(Figure contents as structured data)
——————
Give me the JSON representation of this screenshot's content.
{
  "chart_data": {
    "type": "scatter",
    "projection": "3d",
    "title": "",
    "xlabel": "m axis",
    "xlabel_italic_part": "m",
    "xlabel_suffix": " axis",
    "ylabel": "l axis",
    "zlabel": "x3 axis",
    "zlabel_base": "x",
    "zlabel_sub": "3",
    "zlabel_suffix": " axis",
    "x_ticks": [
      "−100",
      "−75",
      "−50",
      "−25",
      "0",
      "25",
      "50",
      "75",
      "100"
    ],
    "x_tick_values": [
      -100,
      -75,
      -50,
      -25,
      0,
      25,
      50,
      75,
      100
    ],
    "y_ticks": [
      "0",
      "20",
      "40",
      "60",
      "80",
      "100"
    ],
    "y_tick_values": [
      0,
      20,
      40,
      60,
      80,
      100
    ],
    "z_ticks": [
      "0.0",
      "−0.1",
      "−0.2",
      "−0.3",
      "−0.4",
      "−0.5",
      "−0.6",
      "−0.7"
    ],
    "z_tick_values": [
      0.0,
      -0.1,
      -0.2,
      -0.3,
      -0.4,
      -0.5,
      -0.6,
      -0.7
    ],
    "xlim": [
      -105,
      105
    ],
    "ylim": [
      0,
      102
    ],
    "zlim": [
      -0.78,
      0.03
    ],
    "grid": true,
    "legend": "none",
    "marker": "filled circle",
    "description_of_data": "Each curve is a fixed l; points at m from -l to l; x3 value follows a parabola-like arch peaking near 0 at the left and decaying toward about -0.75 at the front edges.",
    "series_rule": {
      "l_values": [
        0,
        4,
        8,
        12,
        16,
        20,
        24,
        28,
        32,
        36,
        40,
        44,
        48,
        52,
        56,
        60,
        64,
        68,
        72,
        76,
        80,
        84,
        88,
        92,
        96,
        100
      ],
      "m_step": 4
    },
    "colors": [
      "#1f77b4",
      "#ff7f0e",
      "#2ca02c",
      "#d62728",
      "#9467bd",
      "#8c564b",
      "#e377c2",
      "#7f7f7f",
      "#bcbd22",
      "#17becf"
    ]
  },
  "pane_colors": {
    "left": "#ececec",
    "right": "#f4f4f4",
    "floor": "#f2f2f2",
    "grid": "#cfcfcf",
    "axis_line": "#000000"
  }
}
——————
WHAT IS BEING ASKED
Copy out each line above, character for character.

SOLVED EXERCISE
Give me the JSON representation of this screenshot's content.
{
  "chart_data": {
    "type": "scatter",
    "projection": "3d",
    "title": "",
    "xlabel": "m axis",
    "xlabel_italic_part": "m",
    "xlabel_suffix": " axis",
    "ylabel": "l axis",
    "zlabel": "x3 axis",
    "zlabel_base": "x",
    "zlabel_sub": "3",
    "zlabel_suffix": " axis",
    "x_ticks": [
      "−100",
      "−75",
      "−50",
      "−25",
      "0",
      "25",
      "50",
      "75",
      "100"
    ],
    "x_tick_values": [
      -100,
      -75,
      -50,
      -25,
      0,
      25,
      50,
      75,
      100
    ],
    "y_ticks": [
      "0",
      "20",
      "40",
      "60",
      "80",
      "100"
    ],
    "y_tick_values": [
      0,
      20,
      40,
      60,
      80,
      100
    ],
    "z_ticks": [
      "0.0",
      "−0.1",
      "−0.2",
      "−0.3",
      "−0.4",
      "−0.5",
      "−0.6",
      "−0.7"
    ],
    "z_tick_values": [
      0.0,
      -0.1,
      -0.2,
      -0.3,
      -0.4,
      -0.5,
      -0.6,
      -0.7
    ],
    "xlim": [
      -105,
      105
    ],
    "ylim": [
      0,
      102
    ],
    "zlim": [
      -0.78,
      0.03
    ],
    "grid": true,
    "legend": "none",
    "marker": "filled circle",
    "description_of_data": "Each curve is a fixed l; points at m from -l to l; x3 value follows a parabola-like arch peaking near 0 at the left and decaying toward about -0.75 at the front edges.",
    "series_rule": {
      "l_values": [
        0,
        4,
        8,
        12,
        16,
        20,
        24,
        28,
        32,
        36,
        40,
        44,
        48,
        52,
        56,
        60,
        64,
        68,
        72,
        76,
        80,
        84,
        88,
        92,
        96,
        100
      ],
      "m_step": 4
    },
    "colors": [
      "#1f77b4",
      "#ff7f0e",
      "#2ca02c",
      "#d62728",
      "#9467bd",
      "#8c564b",
      "#e377c2",
      "#7f7f7f",
      "#bcbd22",
      "#17becf"
    ]
  },
  "pane_colors": {
    "left": "#ececec",
    "right": "#f4f4f4",
    "floor": "#f2f2f2",
    "grid": "#cfcfcf",
    "axis_line": "#000000"
  }
}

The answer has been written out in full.